__Dataset records__.
— Start —
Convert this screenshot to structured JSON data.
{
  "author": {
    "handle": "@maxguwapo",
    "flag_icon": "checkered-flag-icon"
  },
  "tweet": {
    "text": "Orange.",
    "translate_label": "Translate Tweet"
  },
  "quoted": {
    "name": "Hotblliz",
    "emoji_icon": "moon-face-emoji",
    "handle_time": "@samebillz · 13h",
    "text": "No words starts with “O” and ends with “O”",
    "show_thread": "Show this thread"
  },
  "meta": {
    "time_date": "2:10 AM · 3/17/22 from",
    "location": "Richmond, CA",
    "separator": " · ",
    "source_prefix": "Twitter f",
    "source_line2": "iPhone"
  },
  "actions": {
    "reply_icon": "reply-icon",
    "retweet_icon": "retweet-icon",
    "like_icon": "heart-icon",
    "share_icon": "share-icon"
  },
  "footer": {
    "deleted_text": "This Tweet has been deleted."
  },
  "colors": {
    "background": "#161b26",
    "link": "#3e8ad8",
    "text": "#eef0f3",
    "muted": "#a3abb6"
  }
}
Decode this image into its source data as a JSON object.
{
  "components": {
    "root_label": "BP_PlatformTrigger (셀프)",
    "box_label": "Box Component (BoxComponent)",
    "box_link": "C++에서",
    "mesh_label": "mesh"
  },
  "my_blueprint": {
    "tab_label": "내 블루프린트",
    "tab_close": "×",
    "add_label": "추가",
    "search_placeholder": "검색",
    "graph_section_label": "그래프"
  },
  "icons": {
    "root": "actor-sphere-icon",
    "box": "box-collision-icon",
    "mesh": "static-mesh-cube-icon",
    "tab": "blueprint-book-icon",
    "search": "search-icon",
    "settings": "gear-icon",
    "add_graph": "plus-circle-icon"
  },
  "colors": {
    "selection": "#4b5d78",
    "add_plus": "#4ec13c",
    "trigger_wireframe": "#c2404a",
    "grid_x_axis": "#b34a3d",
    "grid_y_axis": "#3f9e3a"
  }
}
— End —
Quote the material exactly, leaving nothing out.

Convert this screenshot to structured JSON data.
{
  "author": {
    "handle": "@maxguwapo",
    "flag_icon": "checkered-flag-icon"
  },
  "tweet": {
    "text": "Orange.",
    "translate_label": "Translate Tweet"
  },
  "quoted": {
    "name": "Hotblliz",
    "emoji_icon": "moon-face-emoji",
    "handle_time": "@samebillz · 13h",
    "text": "No words starts with “O” and ends with “O”",
    "show_thread": "Show this thread"
  },
  "meta": {
    "time_date": "2:10 AM · 3/17/22 from",
    "location": "Richmond, CA",
    "separator": " · ",
    "source_prefix": "Twitter f",
    "source_line2": "iPhone"
  },
  "actions": {
    "reply_icon": "reply-icon",
    "retweet_icon": "retweet-icon",
    "like_icon": "heart-icon",
    "share_icon": "share-icon"
  },
  "footer": {
    "deleted_text": "This Tweet has been deleted."
  },
  "colors": {
    "background": "#161b26",
    "link": "#3e8ad8",
    "text": "#eef0f3",
    "muted": "#a3abb6"
  }
}
Decode this image into its source data as a JSON object.
{
  "components": {
    "root_label": "BP_PlatformTrigger (셀프)",
    "box_label": "Box Component (BoxComponent)",
    "box_link": "C++에서",
    "mesh_label": "mesh"
  },
  "my_blueprint": {
    "tab_label": "내 블루프린트",
    "tab_close": "×",
    "add_label": "추가",
    "search_placeholder": "검색",
    "graph_section_label": "그래프"
  },
  "icons": {
    "root": "actor-sphere-icon",
    "box": "box-collision-icon",
    "mesh": "static-mesh-cube-icon",
    "tab": "blueprint-book-icon",
    "search": "search-icon",
    "settings": "gear-icon",
    "add_graph": "plus-circle-icon"
  },
  "colors": {
    "selection": "#4b5d78",
    "add_plus": "#4ec13c",
    "trigger_wireframe": "#c2404a",
    "grid_x_axis": "#b34a3d",
    "grid_y_axis": "#3f9e3a"
  }
}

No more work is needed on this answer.